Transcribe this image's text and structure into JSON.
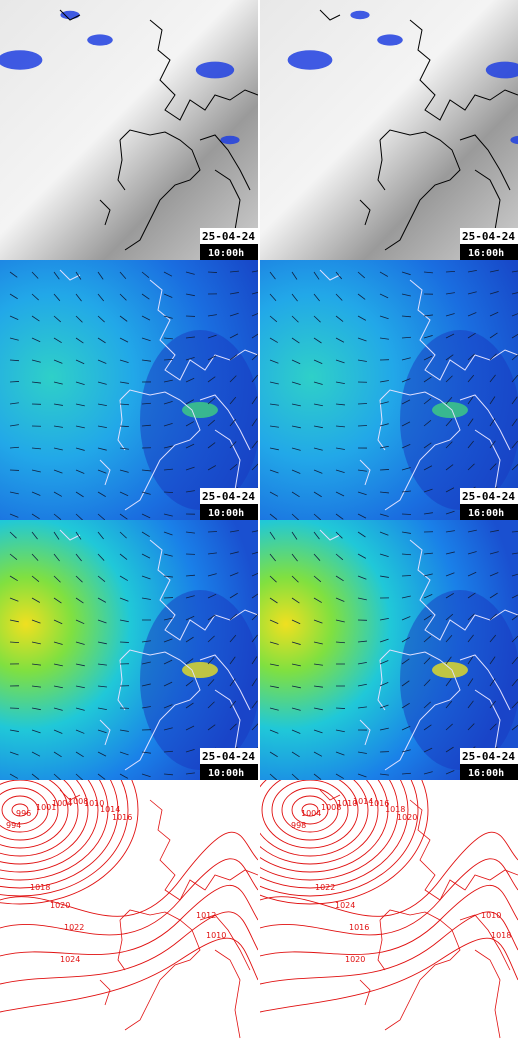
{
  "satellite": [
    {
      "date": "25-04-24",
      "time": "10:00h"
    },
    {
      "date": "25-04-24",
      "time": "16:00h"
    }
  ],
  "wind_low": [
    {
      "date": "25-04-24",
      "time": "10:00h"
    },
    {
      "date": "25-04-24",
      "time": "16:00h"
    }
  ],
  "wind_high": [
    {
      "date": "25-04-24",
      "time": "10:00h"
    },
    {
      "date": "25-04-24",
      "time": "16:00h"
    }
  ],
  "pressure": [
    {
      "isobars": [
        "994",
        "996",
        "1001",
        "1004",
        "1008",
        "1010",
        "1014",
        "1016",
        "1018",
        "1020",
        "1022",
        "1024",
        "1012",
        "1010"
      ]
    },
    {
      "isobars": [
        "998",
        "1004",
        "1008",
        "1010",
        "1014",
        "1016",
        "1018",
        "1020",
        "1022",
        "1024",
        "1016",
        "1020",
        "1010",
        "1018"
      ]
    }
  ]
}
==============================
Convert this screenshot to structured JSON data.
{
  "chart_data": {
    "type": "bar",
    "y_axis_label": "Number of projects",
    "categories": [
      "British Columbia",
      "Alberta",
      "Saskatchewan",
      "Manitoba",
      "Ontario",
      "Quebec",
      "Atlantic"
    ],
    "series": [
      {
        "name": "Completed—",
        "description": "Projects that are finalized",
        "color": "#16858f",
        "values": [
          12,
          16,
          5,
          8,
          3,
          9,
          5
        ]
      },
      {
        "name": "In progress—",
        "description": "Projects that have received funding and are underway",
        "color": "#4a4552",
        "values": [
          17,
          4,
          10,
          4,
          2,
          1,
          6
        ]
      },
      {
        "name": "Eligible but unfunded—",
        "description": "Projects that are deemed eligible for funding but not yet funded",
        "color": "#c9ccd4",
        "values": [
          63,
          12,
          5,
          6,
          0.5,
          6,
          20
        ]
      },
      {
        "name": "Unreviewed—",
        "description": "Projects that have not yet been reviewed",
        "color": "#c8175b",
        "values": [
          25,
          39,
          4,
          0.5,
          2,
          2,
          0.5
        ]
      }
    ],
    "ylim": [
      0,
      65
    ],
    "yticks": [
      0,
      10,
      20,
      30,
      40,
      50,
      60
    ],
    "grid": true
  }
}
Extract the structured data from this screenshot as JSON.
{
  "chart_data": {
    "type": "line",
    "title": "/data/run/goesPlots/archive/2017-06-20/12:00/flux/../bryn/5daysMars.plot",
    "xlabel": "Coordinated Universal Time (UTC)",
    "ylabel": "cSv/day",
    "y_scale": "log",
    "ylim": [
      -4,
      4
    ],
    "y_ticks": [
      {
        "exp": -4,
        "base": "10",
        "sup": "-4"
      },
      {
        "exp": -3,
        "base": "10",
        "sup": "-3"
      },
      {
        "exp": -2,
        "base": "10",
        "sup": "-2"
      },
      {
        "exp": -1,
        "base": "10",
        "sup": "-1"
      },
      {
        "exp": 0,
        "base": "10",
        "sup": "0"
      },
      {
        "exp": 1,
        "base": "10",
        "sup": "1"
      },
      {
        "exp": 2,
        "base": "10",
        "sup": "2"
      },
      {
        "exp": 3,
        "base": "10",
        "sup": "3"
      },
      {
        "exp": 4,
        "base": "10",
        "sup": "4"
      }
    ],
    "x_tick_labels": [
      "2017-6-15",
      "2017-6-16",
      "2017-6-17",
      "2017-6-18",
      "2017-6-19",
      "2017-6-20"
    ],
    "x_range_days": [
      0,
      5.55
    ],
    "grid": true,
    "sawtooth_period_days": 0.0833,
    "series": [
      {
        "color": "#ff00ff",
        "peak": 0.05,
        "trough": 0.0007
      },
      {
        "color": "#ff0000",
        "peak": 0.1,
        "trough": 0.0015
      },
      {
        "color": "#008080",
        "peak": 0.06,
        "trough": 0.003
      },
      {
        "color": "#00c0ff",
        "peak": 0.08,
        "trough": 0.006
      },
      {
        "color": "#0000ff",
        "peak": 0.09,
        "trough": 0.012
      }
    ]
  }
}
==============================
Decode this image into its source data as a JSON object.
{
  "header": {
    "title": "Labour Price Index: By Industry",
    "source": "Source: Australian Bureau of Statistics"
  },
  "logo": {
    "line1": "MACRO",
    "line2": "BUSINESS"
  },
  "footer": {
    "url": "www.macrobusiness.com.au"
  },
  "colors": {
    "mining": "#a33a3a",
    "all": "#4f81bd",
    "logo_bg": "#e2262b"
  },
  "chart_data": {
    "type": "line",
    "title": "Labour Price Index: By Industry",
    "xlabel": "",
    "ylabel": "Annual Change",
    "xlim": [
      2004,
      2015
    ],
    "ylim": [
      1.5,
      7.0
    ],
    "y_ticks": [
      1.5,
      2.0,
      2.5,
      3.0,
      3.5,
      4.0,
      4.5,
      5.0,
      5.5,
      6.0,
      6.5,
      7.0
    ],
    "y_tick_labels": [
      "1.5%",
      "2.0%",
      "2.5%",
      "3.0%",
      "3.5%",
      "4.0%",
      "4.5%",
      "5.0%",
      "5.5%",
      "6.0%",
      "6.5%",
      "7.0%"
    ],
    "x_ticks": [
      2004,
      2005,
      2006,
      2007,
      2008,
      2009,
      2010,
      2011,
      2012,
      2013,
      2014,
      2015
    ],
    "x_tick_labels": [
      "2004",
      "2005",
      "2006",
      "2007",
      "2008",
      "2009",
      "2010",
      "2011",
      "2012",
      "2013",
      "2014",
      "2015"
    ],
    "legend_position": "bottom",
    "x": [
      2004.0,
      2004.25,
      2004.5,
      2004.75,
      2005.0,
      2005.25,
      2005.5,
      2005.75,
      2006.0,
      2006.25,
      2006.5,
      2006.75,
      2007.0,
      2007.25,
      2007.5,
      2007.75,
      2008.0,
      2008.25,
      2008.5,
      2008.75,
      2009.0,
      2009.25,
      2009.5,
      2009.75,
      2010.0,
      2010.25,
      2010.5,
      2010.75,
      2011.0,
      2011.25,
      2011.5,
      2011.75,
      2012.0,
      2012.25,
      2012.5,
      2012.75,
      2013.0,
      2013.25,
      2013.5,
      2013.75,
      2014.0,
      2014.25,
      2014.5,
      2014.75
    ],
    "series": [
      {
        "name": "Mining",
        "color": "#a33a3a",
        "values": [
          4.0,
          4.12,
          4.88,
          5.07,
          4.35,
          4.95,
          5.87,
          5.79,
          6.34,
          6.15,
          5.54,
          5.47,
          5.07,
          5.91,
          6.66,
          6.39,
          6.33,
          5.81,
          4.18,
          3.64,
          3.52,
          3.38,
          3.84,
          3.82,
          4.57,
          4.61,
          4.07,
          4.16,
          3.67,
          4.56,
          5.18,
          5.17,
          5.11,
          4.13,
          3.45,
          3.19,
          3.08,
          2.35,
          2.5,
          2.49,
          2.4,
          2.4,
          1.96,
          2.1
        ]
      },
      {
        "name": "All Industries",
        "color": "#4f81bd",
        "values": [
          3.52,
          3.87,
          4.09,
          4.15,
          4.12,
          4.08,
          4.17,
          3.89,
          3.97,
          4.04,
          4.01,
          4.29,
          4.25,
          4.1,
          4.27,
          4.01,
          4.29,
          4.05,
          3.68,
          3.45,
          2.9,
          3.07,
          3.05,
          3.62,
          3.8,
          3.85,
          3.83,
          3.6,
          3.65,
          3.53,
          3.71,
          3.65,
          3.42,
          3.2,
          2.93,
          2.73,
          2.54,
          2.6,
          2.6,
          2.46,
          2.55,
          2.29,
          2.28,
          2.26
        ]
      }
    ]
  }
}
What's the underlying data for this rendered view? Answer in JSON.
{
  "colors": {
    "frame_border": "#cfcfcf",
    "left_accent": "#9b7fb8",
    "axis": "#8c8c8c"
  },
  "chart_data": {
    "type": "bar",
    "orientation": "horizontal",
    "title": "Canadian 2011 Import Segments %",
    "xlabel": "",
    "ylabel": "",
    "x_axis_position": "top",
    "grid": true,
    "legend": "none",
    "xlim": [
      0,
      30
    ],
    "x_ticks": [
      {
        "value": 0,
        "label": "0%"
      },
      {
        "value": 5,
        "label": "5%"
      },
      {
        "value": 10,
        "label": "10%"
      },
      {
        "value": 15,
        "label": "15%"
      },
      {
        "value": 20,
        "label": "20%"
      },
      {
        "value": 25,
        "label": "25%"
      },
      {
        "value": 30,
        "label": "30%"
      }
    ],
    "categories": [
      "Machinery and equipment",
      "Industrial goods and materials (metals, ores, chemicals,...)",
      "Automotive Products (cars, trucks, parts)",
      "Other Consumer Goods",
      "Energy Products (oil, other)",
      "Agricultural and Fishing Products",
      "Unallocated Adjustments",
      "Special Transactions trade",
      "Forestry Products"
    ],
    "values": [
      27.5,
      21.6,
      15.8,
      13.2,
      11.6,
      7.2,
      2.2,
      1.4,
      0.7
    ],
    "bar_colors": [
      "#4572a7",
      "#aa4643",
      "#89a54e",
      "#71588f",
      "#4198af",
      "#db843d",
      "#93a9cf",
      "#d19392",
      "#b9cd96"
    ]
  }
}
==============================
Select every line where the word "description" occurs.

        "description": "Projects that are finalized",
        "description": "Projects that have received funding and are underway",
        "description": "Projects that are deemed eligible for funding but not yet funded",
        "description": "Projects that have not yet been reviewed",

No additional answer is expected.